▸ **Directive**: Nothing but the lines from the one containing "Decode this chart: output" through the last line should be written out, please, exactly as they stand.

(Entries with figure data)
★ ★ ★ ★ ★ ★ ★
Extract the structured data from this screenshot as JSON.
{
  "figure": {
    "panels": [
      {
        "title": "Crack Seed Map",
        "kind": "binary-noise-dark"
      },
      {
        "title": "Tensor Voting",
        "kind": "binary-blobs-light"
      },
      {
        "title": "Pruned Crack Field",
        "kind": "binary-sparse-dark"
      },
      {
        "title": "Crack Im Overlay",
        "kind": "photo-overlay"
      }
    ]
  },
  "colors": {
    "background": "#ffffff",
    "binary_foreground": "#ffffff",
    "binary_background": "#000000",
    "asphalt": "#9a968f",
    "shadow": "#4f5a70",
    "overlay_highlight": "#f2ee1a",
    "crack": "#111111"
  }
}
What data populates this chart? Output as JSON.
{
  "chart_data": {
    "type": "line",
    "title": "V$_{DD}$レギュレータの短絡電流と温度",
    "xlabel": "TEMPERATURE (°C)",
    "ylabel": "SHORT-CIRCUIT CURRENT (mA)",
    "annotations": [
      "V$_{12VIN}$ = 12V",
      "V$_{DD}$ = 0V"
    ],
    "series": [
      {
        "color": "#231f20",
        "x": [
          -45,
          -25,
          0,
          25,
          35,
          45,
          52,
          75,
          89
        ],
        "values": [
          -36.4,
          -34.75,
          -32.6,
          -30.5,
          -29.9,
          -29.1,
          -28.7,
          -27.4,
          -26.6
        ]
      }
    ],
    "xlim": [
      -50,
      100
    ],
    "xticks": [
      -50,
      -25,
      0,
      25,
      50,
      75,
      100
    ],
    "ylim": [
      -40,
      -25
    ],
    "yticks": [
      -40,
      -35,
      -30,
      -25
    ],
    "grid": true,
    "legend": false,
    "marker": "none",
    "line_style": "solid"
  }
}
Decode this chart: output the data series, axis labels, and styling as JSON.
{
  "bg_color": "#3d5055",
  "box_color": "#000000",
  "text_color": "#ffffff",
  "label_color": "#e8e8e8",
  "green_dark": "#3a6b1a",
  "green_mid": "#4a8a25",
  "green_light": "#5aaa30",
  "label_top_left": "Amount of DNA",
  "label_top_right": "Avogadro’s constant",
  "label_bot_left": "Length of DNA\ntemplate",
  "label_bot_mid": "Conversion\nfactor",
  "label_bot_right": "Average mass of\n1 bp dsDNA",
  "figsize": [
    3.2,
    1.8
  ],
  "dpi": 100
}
★ ★ ★ ★ ★ ★ ★
▸ **Reply**:
Decode this chart: output the data series, axis labels, and styling as JSON.
{
  "bg_color": "#3d5055",
  "box_color": "#000000",
  "text_color": "#ffffff",
  "label_color": "#e8e8e8",
  "green_dark": "#3a6b1a",
  "green_mid": "#4a8a25",
  "green_light": "#5aaa30",
  "label_top_left": "Amount of DNA",
  "label_top_right": "Avogadro’s constant",
  "label_bot_left": "Length of DNA\ntemplate",
  "label_bot_mid": "Conversion\nfactor",
  "label_bot_right": "Average mass of\n1 bp dsDNA",
  "figsize": [
    3.2,
    1.8
  ],
  "dpi": 100
}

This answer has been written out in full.